### SHORT EXERCISE
Extract every line of the entries below and reproduce each one verbatim, with no changes.

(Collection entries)
[start]

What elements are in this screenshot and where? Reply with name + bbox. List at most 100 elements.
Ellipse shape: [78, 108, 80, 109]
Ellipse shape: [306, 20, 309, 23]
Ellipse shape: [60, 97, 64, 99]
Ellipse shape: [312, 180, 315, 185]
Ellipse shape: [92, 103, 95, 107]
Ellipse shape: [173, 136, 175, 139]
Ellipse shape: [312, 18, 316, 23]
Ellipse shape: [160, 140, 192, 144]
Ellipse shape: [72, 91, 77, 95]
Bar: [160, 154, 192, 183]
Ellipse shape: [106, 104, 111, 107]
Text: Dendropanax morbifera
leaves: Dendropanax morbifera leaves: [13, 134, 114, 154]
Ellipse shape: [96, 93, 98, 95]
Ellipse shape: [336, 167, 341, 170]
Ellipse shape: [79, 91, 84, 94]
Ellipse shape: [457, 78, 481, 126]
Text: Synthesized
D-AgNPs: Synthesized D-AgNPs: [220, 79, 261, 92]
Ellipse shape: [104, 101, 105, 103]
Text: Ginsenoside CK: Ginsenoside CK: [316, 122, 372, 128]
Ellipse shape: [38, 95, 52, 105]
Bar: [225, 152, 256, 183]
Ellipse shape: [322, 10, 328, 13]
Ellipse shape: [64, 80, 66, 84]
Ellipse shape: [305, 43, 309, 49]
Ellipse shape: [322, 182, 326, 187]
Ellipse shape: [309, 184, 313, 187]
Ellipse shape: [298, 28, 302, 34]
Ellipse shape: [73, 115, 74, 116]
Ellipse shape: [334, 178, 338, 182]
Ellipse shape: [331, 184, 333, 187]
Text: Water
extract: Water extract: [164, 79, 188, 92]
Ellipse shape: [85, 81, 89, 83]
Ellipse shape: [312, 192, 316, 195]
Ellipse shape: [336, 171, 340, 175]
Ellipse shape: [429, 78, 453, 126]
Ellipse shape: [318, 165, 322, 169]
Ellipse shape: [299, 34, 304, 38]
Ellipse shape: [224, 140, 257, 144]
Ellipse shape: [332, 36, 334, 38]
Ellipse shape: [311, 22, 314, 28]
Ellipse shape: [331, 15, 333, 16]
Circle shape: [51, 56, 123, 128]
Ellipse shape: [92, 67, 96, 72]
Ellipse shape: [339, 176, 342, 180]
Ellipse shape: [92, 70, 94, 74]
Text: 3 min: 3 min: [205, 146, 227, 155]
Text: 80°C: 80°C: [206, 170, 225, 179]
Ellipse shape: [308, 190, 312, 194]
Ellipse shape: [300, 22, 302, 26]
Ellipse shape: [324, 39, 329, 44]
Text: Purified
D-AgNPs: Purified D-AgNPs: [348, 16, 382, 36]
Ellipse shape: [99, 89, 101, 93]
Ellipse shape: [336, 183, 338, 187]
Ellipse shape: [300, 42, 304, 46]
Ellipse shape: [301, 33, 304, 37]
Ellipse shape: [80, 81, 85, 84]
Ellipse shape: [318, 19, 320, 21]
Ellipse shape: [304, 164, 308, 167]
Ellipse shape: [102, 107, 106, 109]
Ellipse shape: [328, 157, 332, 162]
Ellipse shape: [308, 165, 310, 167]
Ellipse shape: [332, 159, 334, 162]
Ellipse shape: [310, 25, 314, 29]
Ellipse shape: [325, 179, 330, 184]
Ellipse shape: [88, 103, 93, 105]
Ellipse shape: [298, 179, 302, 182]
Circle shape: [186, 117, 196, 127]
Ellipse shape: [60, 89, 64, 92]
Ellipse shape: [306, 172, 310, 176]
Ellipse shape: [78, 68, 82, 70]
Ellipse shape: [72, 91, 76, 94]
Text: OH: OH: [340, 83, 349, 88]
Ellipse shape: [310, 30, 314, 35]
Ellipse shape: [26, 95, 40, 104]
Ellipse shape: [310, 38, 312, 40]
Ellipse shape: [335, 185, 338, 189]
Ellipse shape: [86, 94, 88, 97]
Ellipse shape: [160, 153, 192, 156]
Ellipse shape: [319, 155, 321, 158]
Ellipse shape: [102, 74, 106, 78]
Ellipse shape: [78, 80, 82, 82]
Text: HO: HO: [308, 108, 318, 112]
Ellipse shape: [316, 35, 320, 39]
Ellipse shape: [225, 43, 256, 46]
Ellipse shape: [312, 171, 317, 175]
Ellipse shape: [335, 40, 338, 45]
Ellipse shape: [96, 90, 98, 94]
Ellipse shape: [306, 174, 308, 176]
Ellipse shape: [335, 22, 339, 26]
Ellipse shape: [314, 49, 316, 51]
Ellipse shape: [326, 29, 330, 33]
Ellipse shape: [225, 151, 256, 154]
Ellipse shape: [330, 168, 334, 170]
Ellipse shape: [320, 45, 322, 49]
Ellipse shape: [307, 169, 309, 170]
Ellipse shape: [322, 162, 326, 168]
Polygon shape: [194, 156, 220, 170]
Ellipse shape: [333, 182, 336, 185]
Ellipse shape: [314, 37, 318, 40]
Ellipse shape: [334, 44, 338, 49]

[end]

### FULL ANSWER
What elements are in this screenshot and where? Reply with name + bbox. List at most 100 elements.
Ellipse shape: [78, 108, 80, 109]
Ellipse shape: [306, 20, 309, 23]
Ellipse shape: [60, 97, 64, 99]
Ellipse shape: [312, 180, 315, 185]
Ellipse shape: [92, 103, 95, 107]
Ellipse shape: [173, 136, 175, 139]
Ellipse shape: [312, 18, 316, 23]
Ellipse shape: [160, 140, 192, 144]
Ellipse shape: [72, 91, 77, 95]
Bar: [160, 154, 192, 183]
Ellipse shape: [106, 104, 111, 107]
Text: Dendropanax morbifera
leaves: Dendropanax morbifera leaves: [13, 134, 114, 154]
Ellipse shape: [96, 93, 98, 95]
Ellipse shape: [336, 167, 341, 170]
Ellipse shape: [79, 91, 84, 94]
Ellipse shape: [457, 78, 481, 126]
Text: Synthesized
D-AgNPs: Synthesized D-AgNPs: [220, 79, 261, 92]
Ellipse shape: [104, 101, 105, 103]
Text: Ginsenoside CK: Ginsenoside CK: [316, 122, 372, 128]
Ellipse shape: [38, 95, 52, 105]
Bar: [225, 152, 256, 183]
Ellipse shape: [322, 10, 328, 13]
Ellipse shape: [64, 80, 66, 84]
Ellipse shape: [305, 43, 309, 49]
Ellipse shape: [322, 182, 326, 187]
Ellipse shape: [309, 184, 313, 187]
Ellipse shape: [298, 28, 302, 34]
Ellipse shape: [73, 115, 74, 116]
Ellipse shape: [334, 178, 338, 182]
Ellipse shape: [331, 184, 333, 187]
Text: Water
extract: Water extract: [164, 79, 188, 92]
Ellipse shape: [85, 81, 89, 83]
Ellipse shape: [312, 192, 316, 195]
Ellipse shape: [336, 171, 340, 175]
Ellipse shape: [429, 78, 453, 126]
Ellipse shape: [318, 165, 322, 169]
Ellipse shape: [299, 34, 304, 38]
Ellipse shape: [224, 140, 257, 144]
Ellipse shape: [332, 36, 334, 38]
Ellipse shape: [311, 22, 314, 28]
Ellipse shape: [331, 15, 333, 16]
Circle shape: [51, 56, 123, 128]
Ellipse shape: [92, 67, 96, 72]
Ellipse shape: [339, 176, 342, 180]
Ellipse shape: [92, 70, 94, 74]
Text: 3 min: 3 min: [205, 146, 227, 155]
Text: 80°C: 80°C: [206, 170, 225, 179]
Ellipse shape: [308, 190, 312, 194]
Ellipse shape: [300, 22, 302, 26]
Ellipse shape: [324, 39, 329, 44]
Text: Purified
D-AgNPs: Purified D-AgNPs: [348, 16, 382, 36]
Ellipse shape: [99, 89, 101, 93]
Ellipse shape: [336, 183, 338, 187]
Ellipse shape: [300, 42, 304, 46]
Ellipse shape: [301, 33, 304, 37]
Ellipse shape: [80, 81, 85, 84]
Ellipse shape: [318, 19, 320, 21]
Ellipse shape: [304, 164, 308, 167]
Ellipse shape: [102, 107, 106, 109]
Ellipse shape: [328, 157, 332, 162]
Ellipse shape: [308, 165, 310, 167]
Ellipse shape: [332, 159, 334, 162]
Ellipse shape: [310, 25, 314, 29]
Ellipse shape: [325, 179, 330, 184]
Ellipse shape: [88, 103, 93, 105]
Ellipse shape: [298, 179, 302, 182]
Circle shape: [186, 117, 196, 127]
Ellipse shape: [60, 89, 64, 92]
Ellipse shape: [306, 172, 310, 176]
Ellipse shape: [78, 68, 82, 70]
Ellipse shape: [72, 91, 76, 94]
Text: OH: OH: [340, 83, 349, 88]
Ellipse shape: [310, 30, 314, 35]
Ellipse shape: [26, 95, 40, 104]
Ellipse shape: [310, 38, 312, 40]
Ellipse shape: [335, 185, 338, 189]
Ellipse shape: [86, 94, 88, 97]
Ellipse shape: [160, 153, 192, 156]
Ellipse shape: [319, 155, 321, 158]
Ellipse shape: [102, 74, 106, 78]
Ellipse shape: [78, 80, 82, 82]
Text: HO: HO: [308, 108, 318, 112]
Ellipse shape: [316, 35, 320, 39]
Ellipse shape: [225, 43, 256, 46]
Ellipse shape: [312, 171, 317, 175]
Ellipse shape: [335, 40, 338, 45]
Ellipse shape: [96, 90, 98, 94]
Ellipse shape: [306, 174, 308, 176]
Ellipse shape: [335, 22, 339, 26]
Ellipse shape: [314, 49, 316, 51]
Ellipse shape: [326, 29, 330, 33]
Ellipse shape: [225, 151, 256, 154]
Ellipse shape: [330, 168, 334, 170]
Ellipse shape: [320, 45, 322, 49]
Ellipse shape: [307, 169, 309, 170]
Ellipse shape: [322, 162, 326, 168]
Polygon shape: [194, 156, 220, 170]
Ellipse shape: [333, 182, 336, 185]
Ellipse shape: [314, 37, 318, 40]
Ellipse shape: [334, 44, 338, 49]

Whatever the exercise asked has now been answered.